Stated goal: Answer with nothing but the number of lines that include the word "дополнить".
--
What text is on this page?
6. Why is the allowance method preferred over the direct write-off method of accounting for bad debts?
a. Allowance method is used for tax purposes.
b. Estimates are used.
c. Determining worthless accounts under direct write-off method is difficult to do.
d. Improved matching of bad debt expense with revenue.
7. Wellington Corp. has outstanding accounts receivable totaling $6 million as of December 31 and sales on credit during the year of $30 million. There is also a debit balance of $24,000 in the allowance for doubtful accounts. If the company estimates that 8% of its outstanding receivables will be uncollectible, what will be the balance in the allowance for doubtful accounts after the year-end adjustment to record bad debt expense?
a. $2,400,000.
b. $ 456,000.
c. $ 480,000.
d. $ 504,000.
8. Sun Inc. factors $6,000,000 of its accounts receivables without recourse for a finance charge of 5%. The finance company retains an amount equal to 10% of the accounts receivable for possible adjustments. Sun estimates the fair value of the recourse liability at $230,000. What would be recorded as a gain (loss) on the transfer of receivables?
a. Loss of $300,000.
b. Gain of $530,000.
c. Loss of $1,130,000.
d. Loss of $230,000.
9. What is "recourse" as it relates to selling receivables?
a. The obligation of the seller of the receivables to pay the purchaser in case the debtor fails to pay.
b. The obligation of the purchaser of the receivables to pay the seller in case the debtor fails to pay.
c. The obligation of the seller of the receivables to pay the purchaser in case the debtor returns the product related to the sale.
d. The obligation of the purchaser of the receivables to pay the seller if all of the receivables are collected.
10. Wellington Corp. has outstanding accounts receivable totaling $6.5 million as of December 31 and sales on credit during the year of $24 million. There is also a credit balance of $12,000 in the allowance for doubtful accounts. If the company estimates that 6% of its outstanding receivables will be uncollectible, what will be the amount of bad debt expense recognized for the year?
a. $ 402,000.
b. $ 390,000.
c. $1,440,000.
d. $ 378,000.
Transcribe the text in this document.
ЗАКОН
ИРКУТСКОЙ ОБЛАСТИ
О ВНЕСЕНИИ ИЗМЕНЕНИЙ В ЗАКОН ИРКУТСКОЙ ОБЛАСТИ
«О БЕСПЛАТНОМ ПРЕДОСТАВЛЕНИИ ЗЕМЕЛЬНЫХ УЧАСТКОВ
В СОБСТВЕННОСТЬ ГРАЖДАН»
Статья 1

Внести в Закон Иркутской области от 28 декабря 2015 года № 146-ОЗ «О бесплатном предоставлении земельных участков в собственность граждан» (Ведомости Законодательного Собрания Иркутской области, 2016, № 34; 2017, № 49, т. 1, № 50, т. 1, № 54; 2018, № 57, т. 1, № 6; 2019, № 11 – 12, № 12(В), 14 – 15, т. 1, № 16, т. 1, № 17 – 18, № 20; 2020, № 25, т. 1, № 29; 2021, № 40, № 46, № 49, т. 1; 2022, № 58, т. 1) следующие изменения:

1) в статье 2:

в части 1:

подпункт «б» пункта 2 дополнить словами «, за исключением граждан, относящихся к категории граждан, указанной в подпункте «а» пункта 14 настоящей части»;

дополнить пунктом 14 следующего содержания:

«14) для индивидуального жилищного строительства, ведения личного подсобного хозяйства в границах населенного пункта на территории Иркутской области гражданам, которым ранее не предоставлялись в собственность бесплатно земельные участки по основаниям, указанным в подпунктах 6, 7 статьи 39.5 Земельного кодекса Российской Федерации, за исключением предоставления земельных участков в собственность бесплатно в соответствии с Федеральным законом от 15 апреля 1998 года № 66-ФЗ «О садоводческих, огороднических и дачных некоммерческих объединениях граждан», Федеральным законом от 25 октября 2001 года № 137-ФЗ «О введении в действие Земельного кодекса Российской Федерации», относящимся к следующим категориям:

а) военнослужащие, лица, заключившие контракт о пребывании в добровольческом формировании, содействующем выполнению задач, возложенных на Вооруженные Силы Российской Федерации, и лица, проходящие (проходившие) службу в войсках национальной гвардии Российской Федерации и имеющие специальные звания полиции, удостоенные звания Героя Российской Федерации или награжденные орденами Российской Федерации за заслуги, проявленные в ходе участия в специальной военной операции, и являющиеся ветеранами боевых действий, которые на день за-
--
Correct result: 2